_EXTRACTED ENTRIES:_
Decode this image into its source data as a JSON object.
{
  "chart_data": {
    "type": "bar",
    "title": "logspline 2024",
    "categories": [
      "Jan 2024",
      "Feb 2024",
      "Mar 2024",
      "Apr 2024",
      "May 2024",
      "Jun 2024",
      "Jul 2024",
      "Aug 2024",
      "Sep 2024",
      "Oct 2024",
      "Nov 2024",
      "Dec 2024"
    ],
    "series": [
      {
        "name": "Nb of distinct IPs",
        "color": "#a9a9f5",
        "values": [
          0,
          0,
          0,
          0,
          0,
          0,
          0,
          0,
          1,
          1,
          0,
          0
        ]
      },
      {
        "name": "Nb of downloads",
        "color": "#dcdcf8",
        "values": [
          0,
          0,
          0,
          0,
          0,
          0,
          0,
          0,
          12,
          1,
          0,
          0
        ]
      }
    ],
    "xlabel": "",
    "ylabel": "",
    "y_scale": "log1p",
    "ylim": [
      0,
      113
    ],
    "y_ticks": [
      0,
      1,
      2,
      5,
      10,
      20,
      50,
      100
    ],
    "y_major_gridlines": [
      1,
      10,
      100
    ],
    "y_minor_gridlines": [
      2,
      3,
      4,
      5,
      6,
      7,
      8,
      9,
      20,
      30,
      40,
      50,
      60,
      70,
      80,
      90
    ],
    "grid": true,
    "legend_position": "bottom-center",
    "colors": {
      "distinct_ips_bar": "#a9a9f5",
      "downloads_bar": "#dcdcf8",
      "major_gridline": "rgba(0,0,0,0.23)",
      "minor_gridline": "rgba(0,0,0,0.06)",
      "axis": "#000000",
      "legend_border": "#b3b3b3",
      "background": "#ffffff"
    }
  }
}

_WORK TO BE COMPLETED:_ Give back the whole listing exactly as it reads.

_WRITTEN ANSWER:_
Decode this image into its source data as a JSON object.
{
  "chart_data": {
    "type": "bar",
    "title": "logspline 2024",
    "categories": [
      "Jan 2024",
      "Feb 2024",
      "Mar 2024",
      "Apr 2024",
      "May 2024",
      "Jun 2024",
      "Jul 2024",
      "Aug 2024",
      "Sep 2024",
      "Oct 2024",
      "Nov 2024",
      "Dec 2024"
    ],
    "series": [
      {
        "name": "Nb of distinct IPs",
        "color": "#a9a9f5",
        "values": [
          0,
          0,
          0,
          0,
          0,
          0,
          0,
          0,
          1,
          1,
          0,
          0
        ]
      },
      {
        "name": "Nb of downloads",
        "color": "#dcdcf8",
        "values": [
          0,
          0,
          0,
          0,
          0,
          0,
          0,
          0,
          12,
          1,
          0,
          0
        ]
      }
    ],
    "xlabel": "",
    "ylabel": "",
    "y_scale": "log1p",
    "ylim": [
      0,
      113
    ],
    "y_ticks": [
      0,
      1,
      2,
      5,
      10,
      20,
      50,
      100
    ],
    "y_major_gridlines": [
      1,
      10,
      100
    ],
    "y_minor_gridlines": [
      2,
      3,
      4,
      5,
      6,
      7,
      8,
      9,
      20,
      30,
      40,
      50,
      60,
      70,
      80,
      90
    ],
    "grid": true,
    "legend_position": "bottom-center",
    "colors": {
      "distinct_ips_bar": "#a9a9f5",
      "downloads_bar": "#dcdcf8",
      "major_gridline": "rgba(0,0,0,0.23)",
      "minor_gridline": "rgba(0,0,0,0.06)",
      "axis": "#000000",
      "legend_border": "#b3b3b3",
      "background": "#ffffff"
    }
  }
}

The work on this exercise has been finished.